Review the lines that follow and copy each one that contains the word "Trysky".
Start of Input
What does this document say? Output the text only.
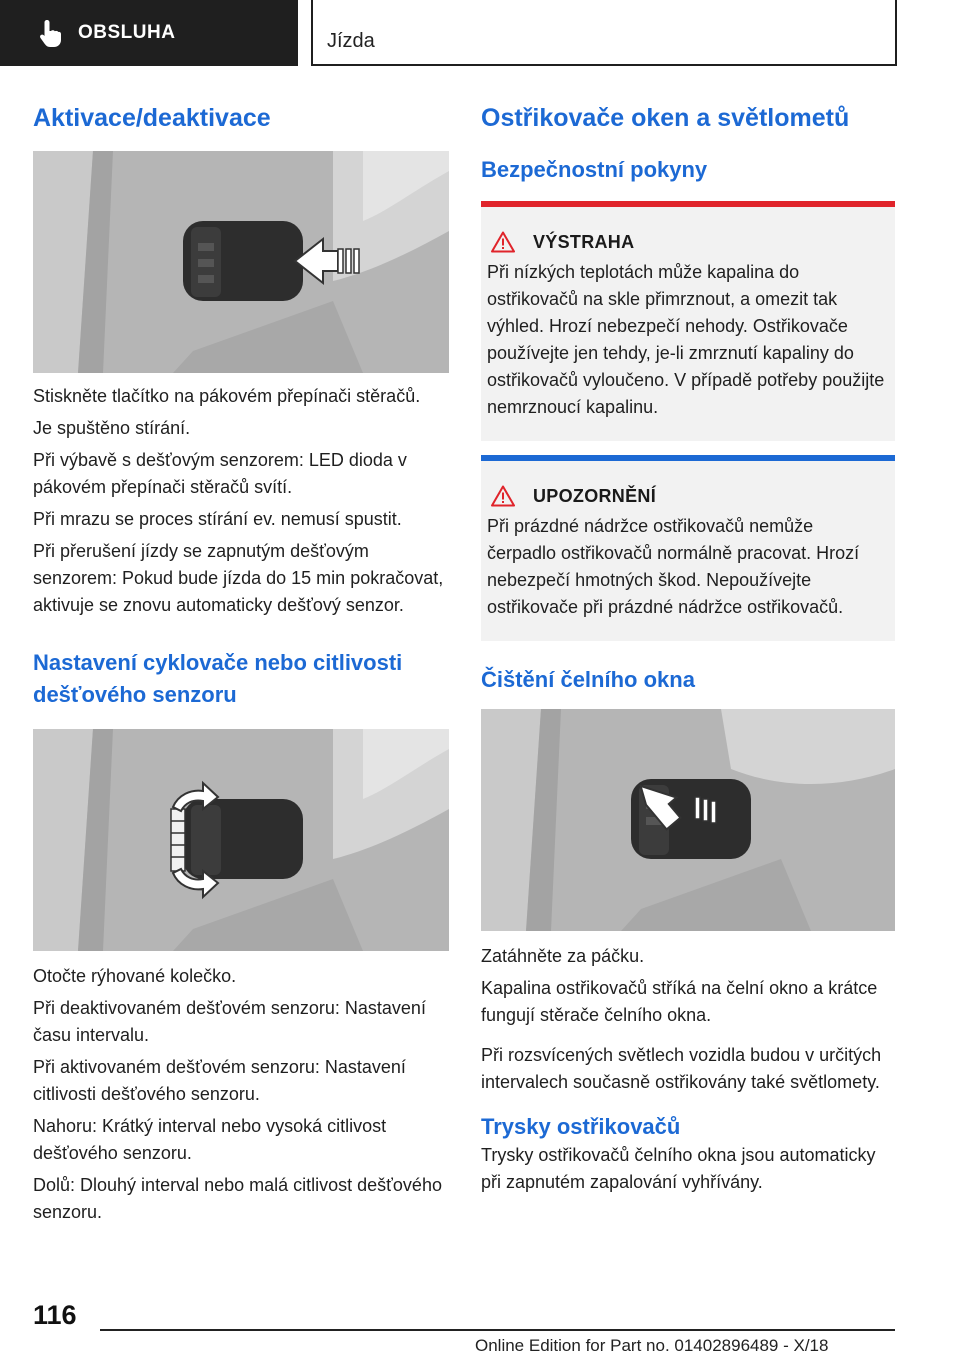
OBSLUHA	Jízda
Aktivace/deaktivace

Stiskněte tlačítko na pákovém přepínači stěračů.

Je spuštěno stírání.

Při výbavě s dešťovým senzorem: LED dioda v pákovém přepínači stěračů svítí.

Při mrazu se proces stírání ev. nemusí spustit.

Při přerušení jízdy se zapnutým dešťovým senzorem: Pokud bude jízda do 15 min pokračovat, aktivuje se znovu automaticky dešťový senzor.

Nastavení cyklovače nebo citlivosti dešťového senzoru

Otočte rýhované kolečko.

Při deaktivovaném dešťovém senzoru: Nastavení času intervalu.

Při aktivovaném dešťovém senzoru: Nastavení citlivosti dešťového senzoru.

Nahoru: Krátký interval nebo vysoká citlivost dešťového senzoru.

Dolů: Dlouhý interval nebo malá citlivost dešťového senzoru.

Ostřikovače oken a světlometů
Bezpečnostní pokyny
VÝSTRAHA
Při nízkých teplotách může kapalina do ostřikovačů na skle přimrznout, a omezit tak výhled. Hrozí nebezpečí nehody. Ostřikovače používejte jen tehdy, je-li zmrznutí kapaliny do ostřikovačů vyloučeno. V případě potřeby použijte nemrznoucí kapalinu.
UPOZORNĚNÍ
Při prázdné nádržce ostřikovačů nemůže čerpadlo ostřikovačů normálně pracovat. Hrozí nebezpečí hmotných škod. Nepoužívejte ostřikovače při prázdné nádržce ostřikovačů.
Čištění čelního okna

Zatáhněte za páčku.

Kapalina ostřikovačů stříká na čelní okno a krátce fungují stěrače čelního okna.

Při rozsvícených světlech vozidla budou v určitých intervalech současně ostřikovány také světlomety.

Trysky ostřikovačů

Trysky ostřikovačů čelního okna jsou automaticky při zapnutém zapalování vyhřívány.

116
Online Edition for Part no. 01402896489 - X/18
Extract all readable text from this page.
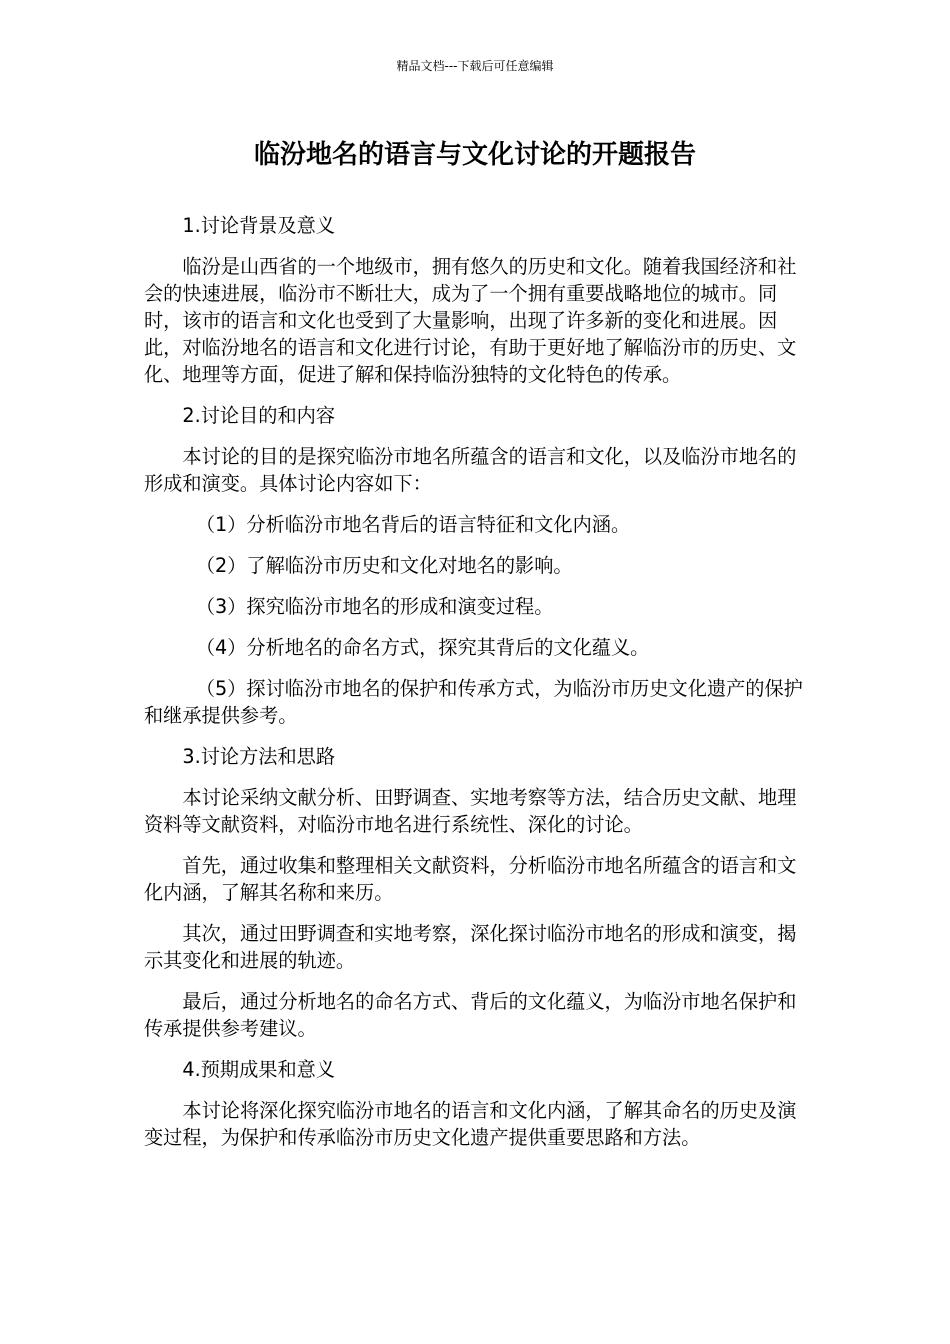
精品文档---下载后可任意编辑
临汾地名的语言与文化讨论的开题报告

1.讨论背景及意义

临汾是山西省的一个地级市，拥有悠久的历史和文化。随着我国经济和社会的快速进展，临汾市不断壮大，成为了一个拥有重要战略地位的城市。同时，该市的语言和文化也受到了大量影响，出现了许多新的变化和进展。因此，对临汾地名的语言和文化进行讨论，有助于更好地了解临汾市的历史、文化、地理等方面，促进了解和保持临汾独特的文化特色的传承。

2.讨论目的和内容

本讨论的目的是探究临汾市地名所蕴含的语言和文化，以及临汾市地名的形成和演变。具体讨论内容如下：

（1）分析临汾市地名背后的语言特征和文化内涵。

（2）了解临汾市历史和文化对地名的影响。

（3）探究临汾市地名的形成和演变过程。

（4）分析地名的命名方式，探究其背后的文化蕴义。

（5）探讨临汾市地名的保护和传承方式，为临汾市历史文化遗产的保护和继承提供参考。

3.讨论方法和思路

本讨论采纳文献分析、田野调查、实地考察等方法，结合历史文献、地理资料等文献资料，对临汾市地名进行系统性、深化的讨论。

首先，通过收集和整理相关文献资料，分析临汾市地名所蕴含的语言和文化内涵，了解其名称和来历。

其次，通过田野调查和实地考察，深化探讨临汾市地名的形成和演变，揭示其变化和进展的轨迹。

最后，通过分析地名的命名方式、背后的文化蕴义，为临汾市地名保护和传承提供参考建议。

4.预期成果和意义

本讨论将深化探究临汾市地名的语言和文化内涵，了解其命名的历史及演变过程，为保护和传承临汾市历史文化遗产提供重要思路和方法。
End of Input
Start of Input
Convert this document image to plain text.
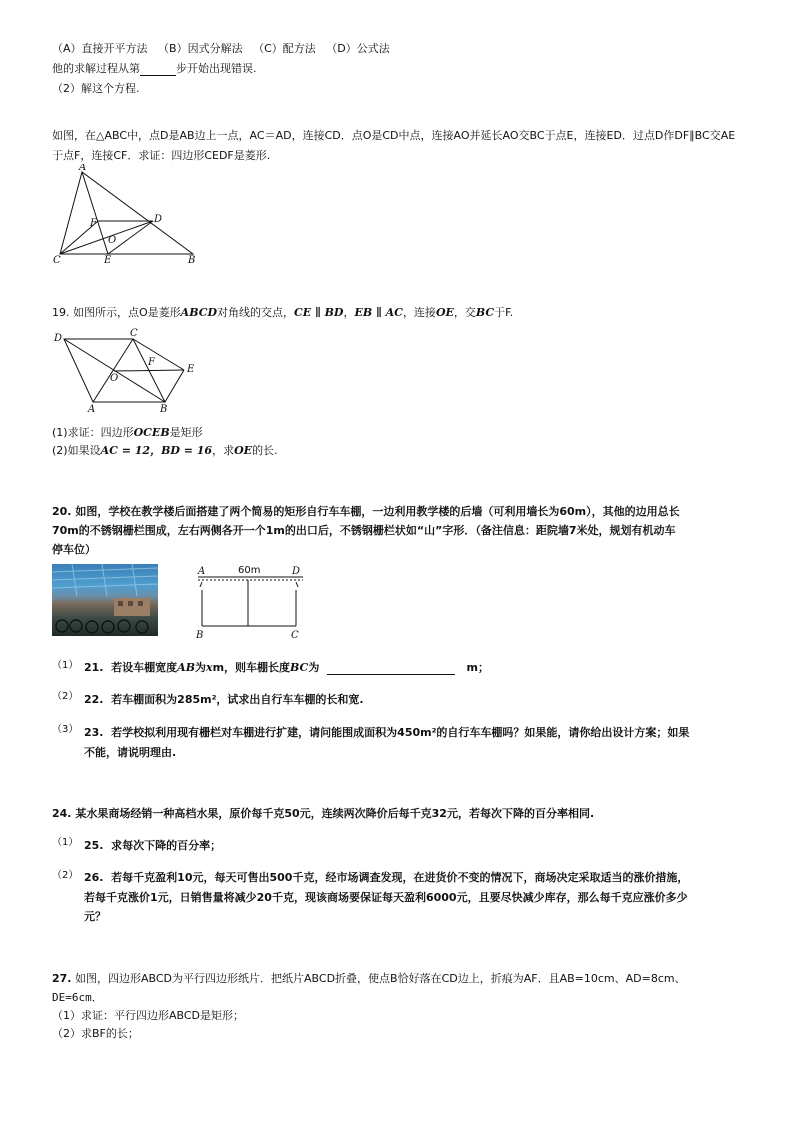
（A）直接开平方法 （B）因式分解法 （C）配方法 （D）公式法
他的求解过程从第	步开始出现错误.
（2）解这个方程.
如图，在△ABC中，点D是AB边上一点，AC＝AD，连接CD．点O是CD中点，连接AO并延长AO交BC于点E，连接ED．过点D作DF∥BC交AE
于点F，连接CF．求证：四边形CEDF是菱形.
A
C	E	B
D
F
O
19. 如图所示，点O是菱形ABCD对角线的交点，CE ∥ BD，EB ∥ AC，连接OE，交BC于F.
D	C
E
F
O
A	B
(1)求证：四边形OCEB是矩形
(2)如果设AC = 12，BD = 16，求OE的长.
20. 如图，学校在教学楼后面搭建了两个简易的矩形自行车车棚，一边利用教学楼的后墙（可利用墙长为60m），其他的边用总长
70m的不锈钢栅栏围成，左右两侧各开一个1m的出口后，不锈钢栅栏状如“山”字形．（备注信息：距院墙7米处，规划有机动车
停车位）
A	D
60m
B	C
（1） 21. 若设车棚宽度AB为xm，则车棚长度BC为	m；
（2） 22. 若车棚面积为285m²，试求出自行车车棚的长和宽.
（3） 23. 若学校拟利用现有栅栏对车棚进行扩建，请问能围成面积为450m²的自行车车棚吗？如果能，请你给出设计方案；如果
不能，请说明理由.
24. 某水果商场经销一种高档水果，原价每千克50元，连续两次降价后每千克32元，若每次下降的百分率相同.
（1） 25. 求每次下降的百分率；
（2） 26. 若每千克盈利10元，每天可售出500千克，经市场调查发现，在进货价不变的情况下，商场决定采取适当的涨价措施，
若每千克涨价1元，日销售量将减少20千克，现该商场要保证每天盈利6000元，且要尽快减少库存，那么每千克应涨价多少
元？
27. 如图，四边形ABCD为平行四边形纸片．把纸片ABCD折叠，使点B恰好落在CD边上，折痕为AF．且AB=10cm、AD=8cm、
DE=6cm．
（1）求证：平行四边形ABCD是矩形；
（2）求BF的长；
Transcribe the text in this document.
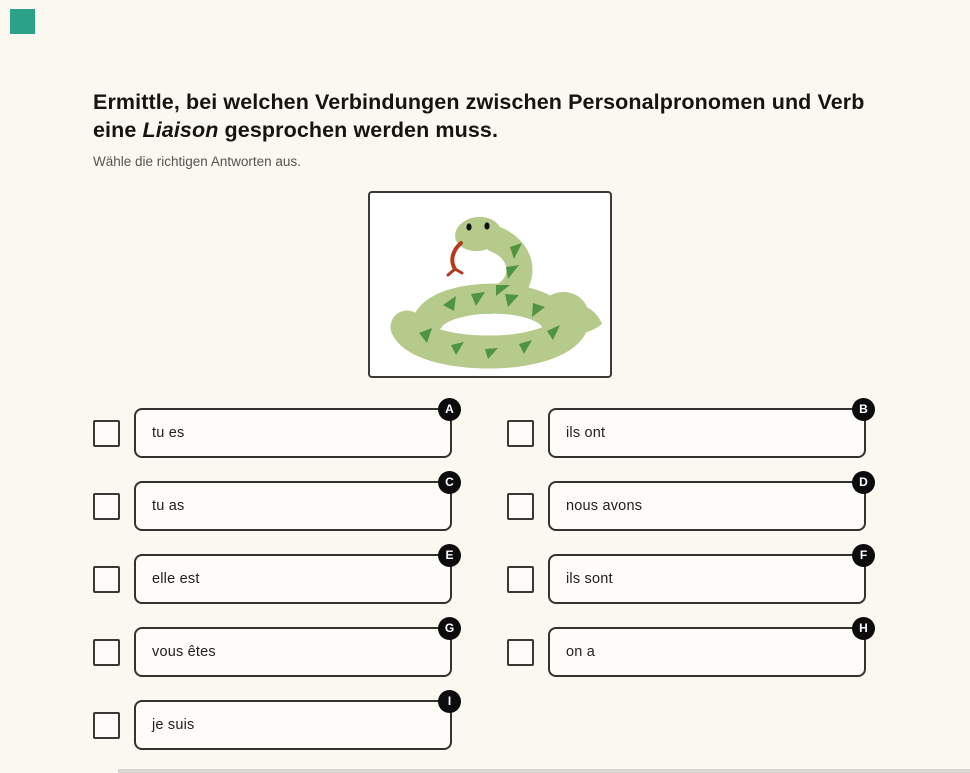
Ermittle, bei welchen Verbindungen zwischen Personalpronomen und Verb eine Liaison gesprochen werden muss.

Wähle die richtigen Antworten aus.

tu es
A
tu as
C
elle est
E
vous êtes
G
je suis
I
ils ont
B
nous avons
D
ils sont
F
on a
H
End of Input
Answer to this problem:
Trysky ostřikovačů
Trysky ostřikovačů čelního okna jsou automaticky při zapnutém zapalování vyhřívány.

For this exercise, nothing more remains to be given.